[Start of RECORDS FOR THE TASK]
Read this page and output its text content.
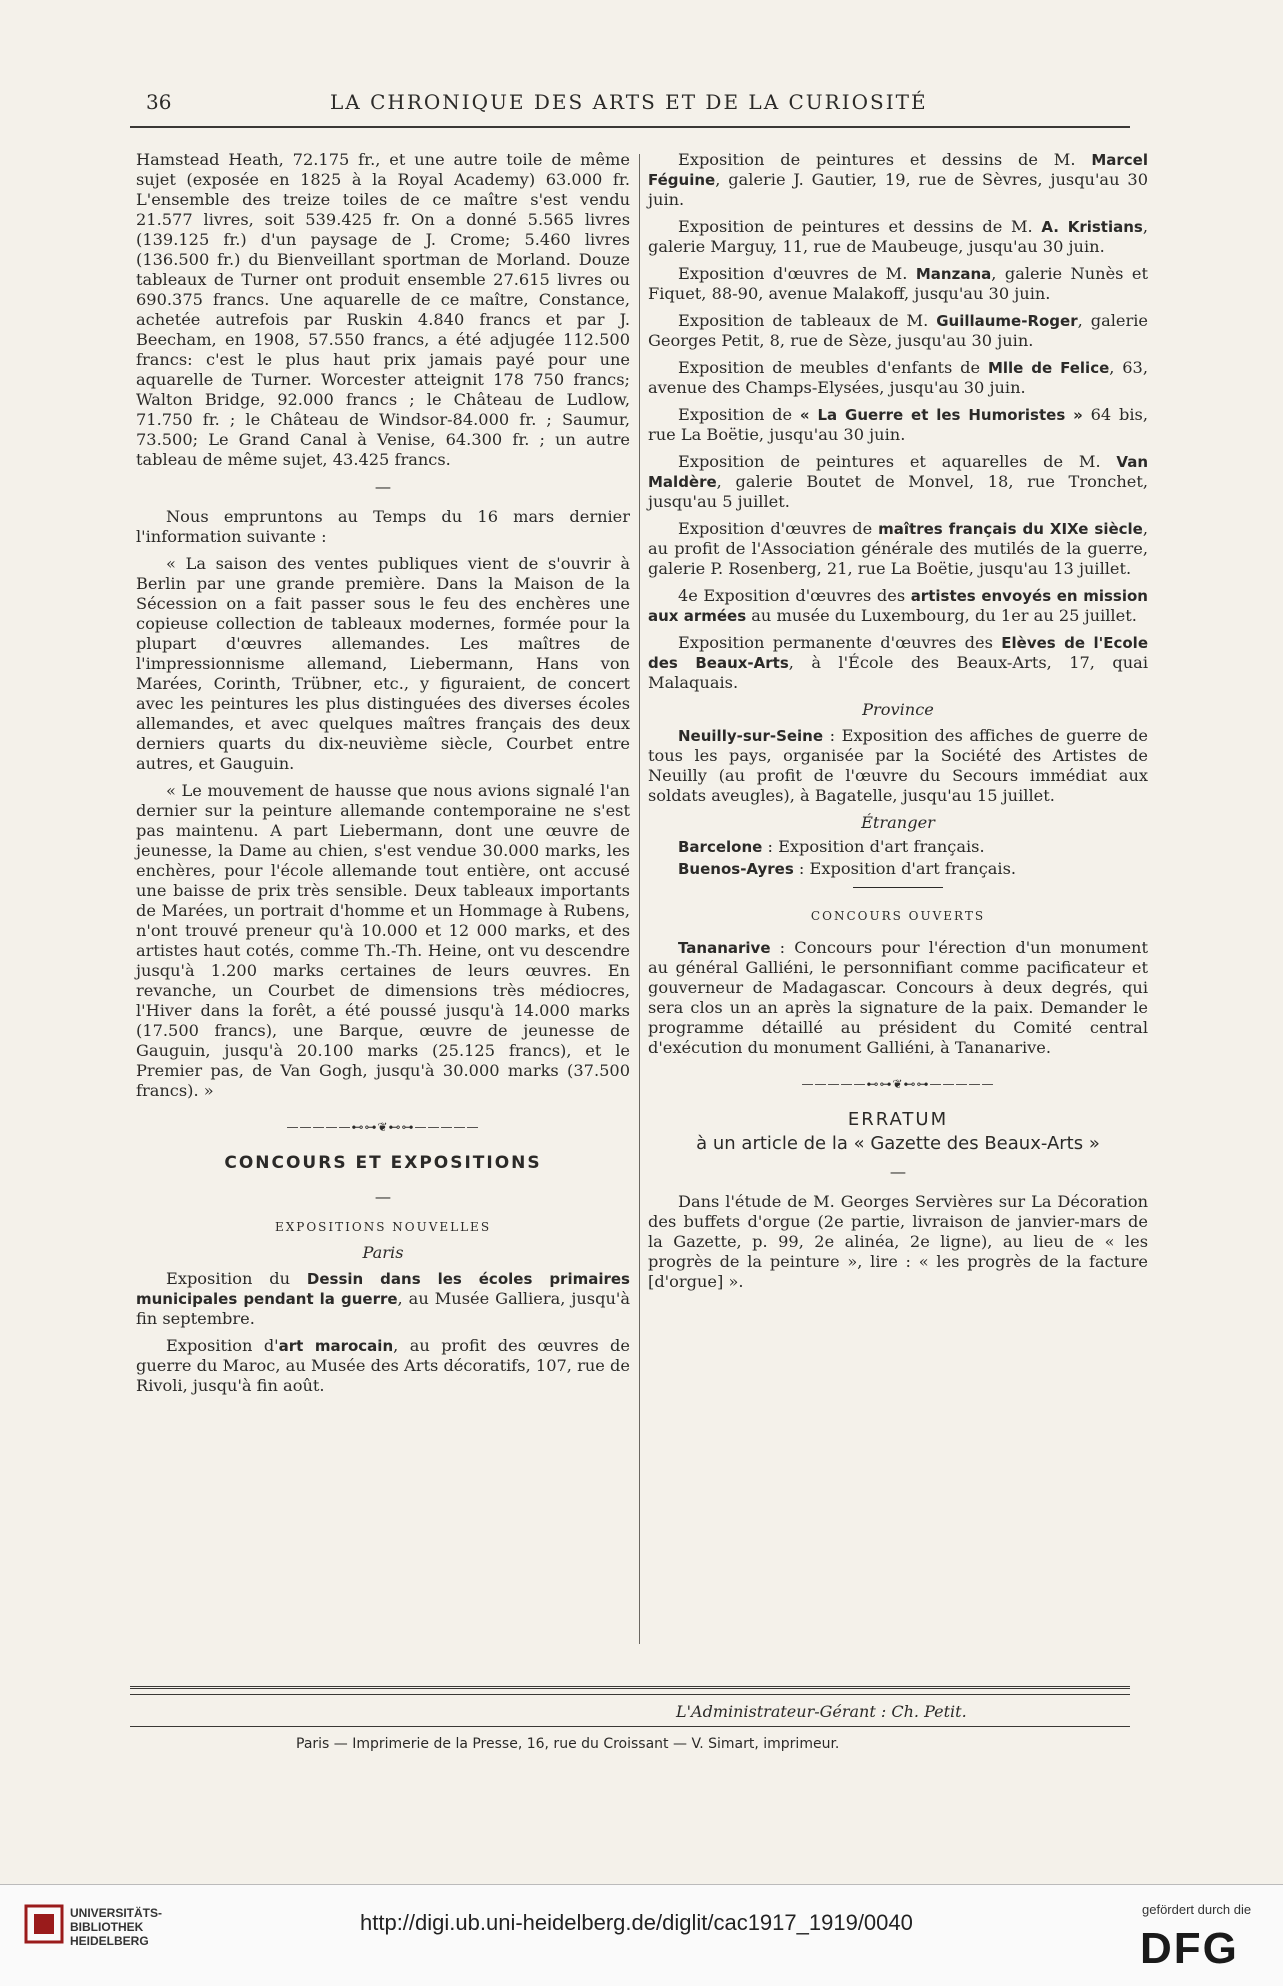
36	LA CHRONIQUE DES ARTS ET DE LA CURIOSITÉ

Hamstead Heath, 72.175 fr., et une autre toile de même sujet (exposée en 1825 à la Royal Academy) 63.000 fr. L'ensemble des treize toiles de ce maître s'est vendu 21.577 livres, soit 539.425 fr. On a donné 5.565 livres (139.125 fr.) d'un paysage de J. Crome; 5.460 livres (136.500 fr.) du Bienveillant sportman de Morland. Douze tableaux de Turner ont produit ensemble 27.615 livres ou 690.375 francs. Une aquarelle de ce maître, Constance, achetée autrefois par Ruskin 4.840 francs et par J. Beecham, en 1908, 57.550 francs, a été adjugée 112.500 francs: c'est le plus haut prix jamais payé pour une aquarelle de Turner. Worcester atteignit 178 750 francs; Walton Bridge, 92.000 francs ; le Château de Ludlow, 71.750 fr. ; le Château de Windsor-84.000 fr. ; Saumur, 73.500; Le Grand Canal à Venise, 64.300 fr. ; un autre tableau de même sujet, 43.425 francs.

—

Nous empruntons au Temps du 16 mars dernier l'information suivante :

« La saison des ventes publiques vient de s'ouvrir à Berlin par une grande première. Dans la Maison de la Sécession on a fait passer sous le feu des enchères une copieuse collection de tableaux modernes, formée pour la plupart d'œuvres allemandes. Les maîtres de l'impressionnisme allemand, Liebermann, Hans von Marées, Corinth, Trübner, etc., y figuraient, de concert avec les peintures les plus distinguées des diverses écoles allemandes, et avec quelques maîtres français des deux derniers quarts du dix-neuvième siècle, Courbet entre autres, et Gauguin.

« Le mouvement de hausse que nous avions signalé l'an dernier sur la peinture allemande contemporaine ne s'est pas maintenu. A part Liebermann, dont une œuvre de jeunesse, la Dame au chien, s'est vendue 30.000 marks, les enchères, pour l'école allemande tout entière, ont accusé une baisse de prix très sensible. Deux tableaux importants de Marées, un portrait d'homme et un Hommage à Rubens, n'ont trouvé preneur qu'à 10.000 et 12 000 marks, et des artistes haut cotés, comme Th.-Th. Heine, ont vu descendre jusqu'à 1.200 marks certaines de leurs œuvres. En revanche, un Courbet de dimensions très médiocres, l'Hiver dans la forêt, a été poussé jusqu'à 14.000 marks (17.500 francs), une Barque, œuvre de jeunesse de Gauguin, jusqu'à 20.100 marks (25.125 francs), et le Premier pas, de Van Gogh, jusqu'à 30.000 marks (37.500 francs). »

—————⊷⊶❦⊷⊶—————
CONCOURS ET EXPOSITIONS
—
EXPOSITIONS NOUVELLES
Paris

Exposition du Dessin dans les écoles primaires municipales pendant la guerre, au Musée Galliera, jusqu'à fin septembre.

Exposition d'art marocain, au profit des œuvres de guerre du Maroc, au Musée des Arts décoratifs, 107, rue de Rivoli, jusqu'à fin août.

Exposition de peintures et dessins de M. Marcel Féguine, galerie J. Gautier, 19, rue de Sèvres, jusqu'au 30 juin.

Exposition de peintures et dessins de M. A. Kristians, galerie Marguy, 11, rue de Maubeuge, jusqu'au 30 juin.

Exposition d'œuvres de M. Manzana, galerie Nunès et Fiquet, 88-90, avenue Malakoff, jusqu'au 30 juin.

Exposition de tableaux de M. Guillaume-Roger, galerie Georges Petit, 8, rue de Sèze, jusqu'au 30 juin.

Exposition de meubles d'enfants de Mlle de Felice, 63, avenue des Champs-Elysées, jusqu'au 30 juin.

Exposition de « La Guerre et les Humoristes » 64 bis, rue La Boëtie, jusqu'au 30 juin.

Exposition de peintures et aquarelles de M. Van Maldère, galerie Boutet de Monvel, 18, rue Tronchet, jusqu'au 5 juillet.

Exposition d'œuvres de maîtres français du XIXe siècle, au profit de l'Association générale des mutilés de la guerre, galerie P. Rosenberg, 21, rue La Boëtie, jusqu'au 13 juillet.

4e Exposition d'œuvres des artistes envoyés en mission aux armées au musée du Luxembourg, du 1er au 25 juillet.

Exposition permanente d'œuvres des Elèves de l'Ecole des Beaux-Arts, à l'École des Beaux-Arts, 17, quai Malaquais.

Province

Neuilly-sur-Seine : Exposition des affiches de guerre de tous les pays, organisée par la Société des Artistes de Neuilly (au profit de l'œuvre du Secours immédiat aux soldats aveugles), à Bagatelle, jusqu'au 15 juillet.

Étranger

Barcelone : Exposition d'art français.

Buenos-Ayres : Exposition d'art français.

CONCOURS OUVERTS

Tananarive : Concours pour l'érection d'un monument au général Galliéni, le personnifiant comme pacificateur et gouverneur de Madagascar. Concours à deux degrés, qui sera clos un an après la signature de la paix. Demander le programme détaillé au président du Comité central d'exécution du monument Galliéni, à Tananarive.

—————⊷⊶❦⊷⊶—————
ERRATUM
à un article de la « Gazette des Beaux-Arts »
—

Dans l'étude de M. Georges Servières sur La Décoration des buffets d'orgue (2e partie, livraison de janvier-mars de la Gazette, p. 99, 2e alinéa, 2e ligne), au lieu de « les progrès de la peinture », lire : « les progrès de la facture [d'orgue] ».

L'Administrateur-Gérant : Ch. Petit.
Paris — Imprimerie de la Presse, 16, rue du Croissant — V. Simart, imprimeur.
UNIVERSITÄTS-
BIBLIOTHEK
HEIDELBERG
http://digi.ub.uni-heidelberg.de/diglit/cac1917_1919/0040
gefördert durch die
DFG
[End of RECORDS FOR THE TASK]
§ WHAT THE TASK REQUIRES
Report all lines of the data above that include the string "dessins".

§ RESPONSE TO THE TASK
Exposition de peintures et dessins de M. Marcel Féguine, galerie J. Gautier, 19, rue de Sèvres, jusqu'au 30 juin.
Exposition de peintures et dessins de M. A. Kristians, galerie Marguy, 11, rue de Maubeuge, jusqu'au 30 juin.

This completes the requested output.